REQUIREMENTS:
Select from the data all lines with the word "SiO₂".
==== GIVEN ENTRIES ====
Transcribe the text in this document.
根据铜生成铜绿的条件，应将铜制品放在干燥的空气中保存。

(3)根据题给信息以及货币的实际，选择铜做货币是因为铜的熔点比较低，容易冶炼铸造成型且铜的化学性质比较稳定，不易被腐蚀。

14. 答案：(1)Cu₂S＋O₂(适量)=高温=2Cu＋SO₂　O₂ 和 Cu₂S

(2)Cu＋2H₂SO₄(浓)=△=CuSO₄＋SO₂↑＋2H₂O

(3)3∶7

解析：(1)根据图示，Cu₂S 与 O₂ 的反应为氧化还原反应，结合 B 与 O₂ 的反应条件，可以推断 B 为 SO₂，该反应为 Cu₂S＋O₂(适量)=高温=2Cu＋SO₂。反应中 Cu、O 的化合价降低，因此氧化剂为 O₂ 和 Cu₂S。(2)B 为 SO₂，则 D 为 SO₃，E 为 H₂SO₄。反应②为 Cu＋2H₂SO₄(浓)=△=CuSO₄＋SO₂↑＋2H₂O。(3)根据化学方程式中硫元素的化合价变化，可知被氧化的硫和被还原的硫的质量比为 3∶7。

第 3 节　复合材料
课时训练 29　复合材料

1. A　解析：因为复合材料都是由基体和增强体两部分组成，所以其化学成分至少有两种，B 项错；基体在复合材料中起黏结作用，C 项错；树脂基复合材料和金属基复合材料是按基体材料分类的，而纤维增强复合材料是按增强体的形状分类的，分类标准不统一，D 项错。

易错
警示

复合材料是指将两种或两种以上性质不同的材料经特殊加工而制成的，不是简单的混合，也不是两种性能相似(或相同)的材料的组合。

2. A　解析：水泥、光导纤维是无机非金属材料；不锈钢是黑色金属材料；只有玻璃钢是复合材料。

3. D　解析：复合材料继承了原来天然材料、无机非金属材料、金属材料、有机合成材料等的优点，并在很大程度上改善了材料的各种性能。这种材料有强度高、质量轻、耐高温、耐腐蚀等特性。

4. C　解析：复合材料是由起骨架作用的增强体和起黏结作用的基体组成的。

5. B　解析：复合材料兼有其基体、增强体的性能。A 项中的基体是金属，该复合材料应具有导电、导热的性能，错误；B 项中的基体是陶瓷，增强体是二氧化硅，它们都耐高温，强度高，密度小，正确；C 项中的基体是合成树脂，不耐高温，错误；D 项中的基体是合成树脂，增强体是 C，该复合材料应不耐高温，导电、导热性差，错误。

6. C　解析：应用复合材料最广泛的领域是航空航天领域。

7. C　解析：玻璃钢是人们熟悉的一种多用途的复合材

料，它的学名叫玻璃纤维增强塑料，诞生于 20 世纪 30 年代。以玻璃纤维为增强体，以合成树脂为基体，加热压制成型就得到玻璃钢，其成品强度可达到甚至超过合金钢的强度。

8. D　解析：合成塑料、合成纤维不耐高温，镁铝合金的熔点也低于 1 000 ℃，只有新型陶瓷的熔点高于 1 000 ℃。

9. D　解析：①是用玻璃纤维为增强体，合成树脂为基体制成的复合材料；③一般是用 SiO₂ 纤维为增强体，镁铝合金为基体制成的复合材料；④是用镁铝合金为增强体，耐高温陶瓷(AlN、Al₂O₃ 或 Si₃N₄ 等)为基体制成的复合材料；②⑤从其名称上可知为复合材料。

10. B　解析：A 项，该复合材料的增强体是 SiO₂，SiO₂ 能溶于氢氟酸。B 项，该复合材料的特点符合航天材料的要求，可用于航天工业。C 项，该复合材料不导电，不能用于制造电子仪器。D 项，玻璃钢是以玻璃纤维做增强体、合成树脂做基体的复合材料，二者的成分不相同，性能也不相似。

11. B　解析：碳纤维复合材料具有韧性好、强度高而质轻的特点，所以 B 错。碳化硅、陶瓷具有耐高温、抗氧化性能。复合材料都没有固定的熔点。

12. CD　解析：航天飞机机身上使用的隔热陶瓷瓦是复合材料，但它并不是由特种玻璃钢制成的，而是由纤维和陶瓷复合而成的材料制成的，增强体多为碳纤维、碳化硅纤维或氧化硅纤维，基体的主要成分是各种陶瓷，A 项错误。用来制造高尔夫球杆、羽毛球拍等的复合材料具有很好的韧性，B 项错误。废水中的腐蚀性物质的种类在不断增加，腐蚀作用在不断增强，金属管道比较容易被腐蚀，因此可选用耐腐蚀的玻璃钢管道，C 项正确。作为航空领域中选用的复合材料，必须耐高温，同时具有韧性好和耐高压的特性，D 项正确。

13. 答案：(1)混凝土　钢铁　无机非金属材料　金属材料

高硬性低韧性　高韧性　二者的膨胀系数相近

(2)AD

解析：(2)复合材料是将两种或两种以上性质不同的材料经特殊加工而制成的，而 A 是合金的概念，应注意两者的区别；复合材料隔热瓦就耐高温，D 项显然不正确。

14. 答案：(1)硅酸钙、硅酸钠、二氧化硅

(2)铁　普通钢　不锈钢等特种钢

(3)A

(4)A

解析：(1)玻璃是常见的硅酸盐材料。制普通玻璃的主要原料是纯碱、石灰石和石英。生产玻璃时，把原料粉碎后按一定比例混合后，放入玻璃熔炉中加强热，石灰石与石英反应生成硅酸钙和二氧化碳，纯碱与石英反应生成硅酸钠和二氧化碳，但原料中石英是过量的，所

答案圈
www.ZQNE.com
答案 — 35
====
RESULT FOR THIS TASK:
9. D　解析：①是用玻璃纤维为增强体，合成树脂为基体制成的复合材料；③一般是用 SiO₂ 纤维为增强体，镁铝合金为基体制成的复合材料；④是用镁铝合金为增强体，耐高温陶瓷(AlN、Al₂O₃ 或 Si₃N₄ 等)为基体制成的复合材料；②⑤从其名称上可知为复合材料。
10. B　解析：A 项，该复合材料的增强体是 SiO₂，SiO₂ 能溶于氢氟酸。B 项，该复合材料的特点符合航天材料的要求，可用于航天工业。C 项，该复合材料不导电，不能用于制造电子仪器。D 项，玻璃钢是以玻璃纤维做增强体、合成树脂做基体的复合材料，二者的成分不相同，性能也不相似。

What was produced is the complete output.